## PROBLEM TO SOLVE
Swap each "interactable" in the records below for "clickable", then write out all the lines again with nothing else changed.

-- Start of AVAILABLE DATA --

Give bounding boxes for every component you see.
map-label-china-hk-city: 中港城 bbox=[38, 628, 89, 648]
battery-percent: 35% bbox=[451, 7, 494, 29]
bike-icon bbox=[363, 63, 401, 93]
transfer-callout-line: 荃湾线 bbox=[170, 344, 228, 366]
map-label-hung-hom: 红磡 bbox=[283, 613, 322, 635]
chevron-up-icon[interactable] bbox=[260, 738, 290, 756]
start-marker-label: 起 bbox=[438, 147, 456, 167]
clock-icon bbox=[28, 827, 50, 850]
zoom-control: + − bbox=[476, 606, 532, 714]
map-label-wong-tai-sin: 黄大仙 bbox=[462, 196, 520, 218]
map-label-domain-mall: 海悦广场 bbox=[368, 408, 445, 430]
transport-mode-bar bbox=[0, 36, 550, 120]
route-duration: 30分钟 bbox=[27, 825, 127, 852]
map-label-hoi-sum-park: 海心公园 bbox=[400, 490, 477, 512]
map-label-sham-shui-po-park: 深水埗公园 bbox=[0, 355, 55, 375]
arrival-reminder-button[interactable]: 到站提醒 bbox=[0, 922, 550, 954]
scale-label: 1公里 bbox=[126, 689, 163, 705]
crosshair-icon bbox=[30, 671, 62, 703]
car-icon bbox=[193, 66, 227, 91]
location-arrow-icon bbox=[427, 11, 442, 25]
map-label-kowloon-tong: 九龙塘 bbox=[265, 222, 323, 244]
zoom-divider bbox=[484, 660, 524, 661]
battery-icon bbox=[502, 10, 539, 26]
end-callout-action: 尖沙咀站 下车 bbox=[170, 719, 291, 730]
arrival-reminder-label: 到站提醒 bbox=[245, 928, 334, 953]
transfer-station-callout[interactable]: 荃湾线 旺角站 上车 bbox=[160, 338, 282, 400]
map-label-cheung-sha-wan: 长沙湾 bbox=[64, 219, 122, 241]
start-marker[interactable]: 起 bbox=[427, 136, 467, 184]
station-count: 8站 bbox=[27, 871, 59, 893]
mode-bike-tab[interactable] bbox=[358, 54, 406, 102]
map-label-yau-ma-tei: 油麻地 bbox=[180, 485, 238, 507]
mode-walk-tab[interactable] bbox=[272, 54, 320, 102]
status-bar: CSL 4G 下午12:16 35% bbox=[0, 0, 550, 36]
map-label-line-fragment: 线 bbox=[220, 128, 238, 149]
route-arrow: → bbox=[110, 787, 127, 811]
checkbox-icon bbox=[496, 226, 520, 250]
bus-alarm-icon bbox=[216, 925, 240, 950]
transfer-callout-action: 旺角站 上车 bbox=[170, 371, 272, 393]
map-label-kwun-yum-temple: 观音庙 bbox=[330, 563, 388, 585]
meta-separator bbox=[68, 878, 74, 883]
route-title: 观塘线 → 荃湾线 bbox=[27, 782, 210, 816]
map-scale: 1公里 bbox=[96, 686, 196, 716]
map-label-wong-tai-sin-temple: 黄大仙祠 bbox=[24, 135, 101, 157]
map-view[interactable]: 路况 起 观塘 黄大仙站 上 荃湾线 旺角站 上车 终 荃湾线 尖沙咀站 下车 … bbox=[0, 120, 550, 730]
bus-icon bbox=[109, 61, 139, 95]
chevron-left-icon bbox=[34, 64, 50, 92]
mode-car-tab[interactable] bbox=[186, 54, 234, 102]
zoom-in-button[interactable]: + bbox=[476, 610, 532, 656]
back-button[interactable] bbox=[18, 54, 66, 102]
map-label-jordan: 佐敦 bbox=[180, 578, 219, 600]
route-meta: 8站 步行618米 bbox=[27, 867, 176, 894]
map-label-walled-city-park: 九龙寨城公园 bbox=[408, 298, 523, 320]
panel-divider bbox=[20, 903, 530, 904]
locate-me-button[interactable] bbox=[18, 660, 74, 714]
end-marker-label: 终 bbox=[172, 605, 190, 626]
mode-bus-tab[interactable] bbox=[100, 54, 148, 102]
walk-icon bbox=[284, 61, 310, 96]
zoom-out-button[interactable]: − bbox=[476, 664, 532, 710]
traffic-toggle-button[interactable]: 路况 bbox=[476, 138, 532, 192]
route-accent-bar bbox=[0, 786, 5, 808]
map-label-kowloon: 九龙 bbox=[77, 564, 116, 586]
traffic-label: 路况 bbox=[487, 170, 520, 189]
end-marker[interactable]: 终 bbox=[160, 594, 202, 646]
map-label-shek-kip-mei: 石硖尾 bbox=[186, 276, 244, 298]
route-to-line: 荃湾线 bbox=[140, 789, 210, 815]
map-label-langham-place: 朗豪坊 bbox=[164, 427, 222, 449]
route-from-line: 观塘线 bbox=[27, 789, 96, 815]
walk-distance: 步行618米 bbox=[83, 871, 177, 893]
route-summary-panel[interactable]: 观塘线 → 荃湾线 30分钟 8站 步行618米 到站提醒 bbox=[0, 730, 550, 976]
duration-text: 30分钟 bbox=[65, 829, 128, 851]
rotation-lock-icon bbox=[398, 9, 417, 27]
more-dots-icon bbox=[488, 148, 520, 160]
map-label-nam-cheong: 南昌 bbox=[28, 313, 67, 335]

-- End of AVAILABLE DATA --

## EXERCISE RESPONSE
Give bounding boxes for every component you see.
map-label-china-hk-city: 中港城 bbox=[38, 628, 89, 648]
battery-percent: 35% bbox=[451, 7, 494, 29]
bike-icon bbox=[363, 63, 401, 93]
transfer-callout-line: 荃湾线 bbox=[170, 344, 228, 366]
map-label-hung-hom: 红磡 bbox=[283, 613, 322, 635]
chevron-up-icon[clickable] bbox=[260, 738, 290, 756]
start-marker-label: 起 bbox=[438, 147, 456, 167]
clock-icon bbox=[28, 827, 50, 850]
zoom-control: + − bbox=[476, 606, 532, 714]
map-label-wong-tai-sin: 黄大仙 bbox=[462, 196, 520, 218]
map-label-domain-mall: 海悦广场 bbox=[368, 408, 445, 430]
transport-mode-bar bbox=[0, 36, 550, 120]
route-duration: 30分钟 bbox=[27, 825, 127, 852]
map-label-hoi-sum-park: 海心公园 bbox=[400, 490, 477, 512]
map-label-sham-shui-po-park: 深水埗公园 bbox=[0, 355, 55, 375]
arrival-reminder-button[clickable]: 到站提醒 bbox=[0, 922, 550, 954]
scale-label: 1公里 bbox=[126, 689, 163, 705]
crosshair-icon bbox=[30, 671, 62, 703]
car-icon bbox=[193, 66, 227, 91]
location-arrow-icon bbox=[427, 11, 442, 25]
map-label-kowloon-tong: 九龙塘 bbox=[265, 222, 323, 244]
zoom-divider bbox=[484, 660, 524, 661]
battery-icon bbox=[502, 10, 539, 26]
end-callout-action: 尖沙咀站 下车 bbox=[170, 719, 291, 730]
arrival-reminder-label: 到站提醒 bbox=[245, 928, 334, 953]
transfer-station-callout[clickable]: 荃湾线 旺角站 上车 bbox=[160, 338, 282, 400]
map-label-cheung-sha-wan: 长沙湾 bbox=[64, 219, 122, 241]
start-marker[clickable]: 起 bbox=[427, 136, 467, 184]
station-count: 8站 bbox=[27, 871, 59, 893]
mode-bike-tab[clickable] bbox=[358, 54, 406, 102]
map-label-yau-ma-tei: 油麻地 bbox=[180, 485, 238, 507]
mode-walk-tab[clickable] bbox=[272, 54, 320, 102]
status-bar: CSL 4G 下午12:16 35% bbox=[0, 0, 550, 36]
map-label-line-fragment: 线 bbox=[220, 128, 238, 149]
route-arrow: → bbox=[110, 787, 127, 811]
checkbox-icon bbox=[496, 226, 520, 250]
bus-alarm-icon bbox=[216, 925, 240, 950]
transfer-callout-action: 旺角站 上车 bbox=[170, 371, 272, 393]
map-label-kwun-yum-temple: 观音庙 bbox=[330, 563, 388, 585]
meta-separator bbox=[68, 878, 74, 883]
route-title: 观塘线 → 荃湾线 bbox=[27, 782, 210, 816]
map-scale: 1公里 bbox=[96, 686, 196, 716]
map-label-wong-tai-sin-temple: 黄大仙祠 bbox=[24, 135, 101, 157]
map-view[clickable]: 路况 起 观塘 黄大仙站 上 荃湾线 旺角站 上车 终 荃湾线 尖沙咀站 下车 … bbox=[0, 120, 550, 730]
bus-icon bbox=[109, 61, 139, 95]
chevron-left-icon bbox=[34, 64, 50, 92]
mode-car-tab[clickable] bbox=[186, 54, 234, 102]
zoom-in-button[clickable]: + bbox=[476, 610, 532, 656]
back-button[clickable] bbox=[18, 54, 66, 102]
map-label-jordan: 佐敦 bbox=[180, 578, 219, 600]
route-meta: 8站 步行618米 bbox=[27, 867, 176, 894]
map-label-walled-city-park: 九龙寨城公园 bbox=[408, 298, 523, 320]
panel-divider bbox=[20, 903, 530, 904]
locate-me-button[clickable] bbox=[18, 660, 74, 714]
end-marker-label: 终 bbox=[172, 605, 190, 626]
mode-bus-tab[clickable] bbox=[100, 54, 148, 102]
walk-icon bbox=[284, 61, 310, 96]
zoom-out-button[clickable]: − bbox=[476, 664, 532, 710]
traffic-toggle-button[clickable]: 路况 bbox=[476, 138, 532, 192]
route-accent-bar bbox=[0, 786, 5, 808]
map-label-kowloon: 九龙 bbox=[77, 564, 116, 586]
traffic-label: 路况 bbox=[487, 170, 520, 189]
end-marker[clickable]: 终 bbox=[160, 594, 202, 646]
map-label-shek-kip-mei: 石硖尾 bbox=[186, 276, 244, 298]
route-to-line: 荃湾线 bbox=[140, 789, 210, 815]
map-label-langham-place: 朗豪坊 bbox=[164, 427, 222, 449]
route-from-line: 观塘线 bbox=[27, 789, 96, 815]
walk-distance: 步行618米 bbox=[83, 871, 177, 893]
route-summary-panel[clickable]: 观塘线 → 荃湾线 30分钟 8站 步行618米 到站提醒 bbox=[0, 730, 550, 976]
duration-text: 30分钟 bbox=[65, 829, 128, 851]
rotation-lock-icon bbox=[398, 9, 417, 27]
more-dots-icon bbox=[488, 148, 520, 160]
map-label-nam-cheong: 南昌 bbox=[28, 313, 67, 335]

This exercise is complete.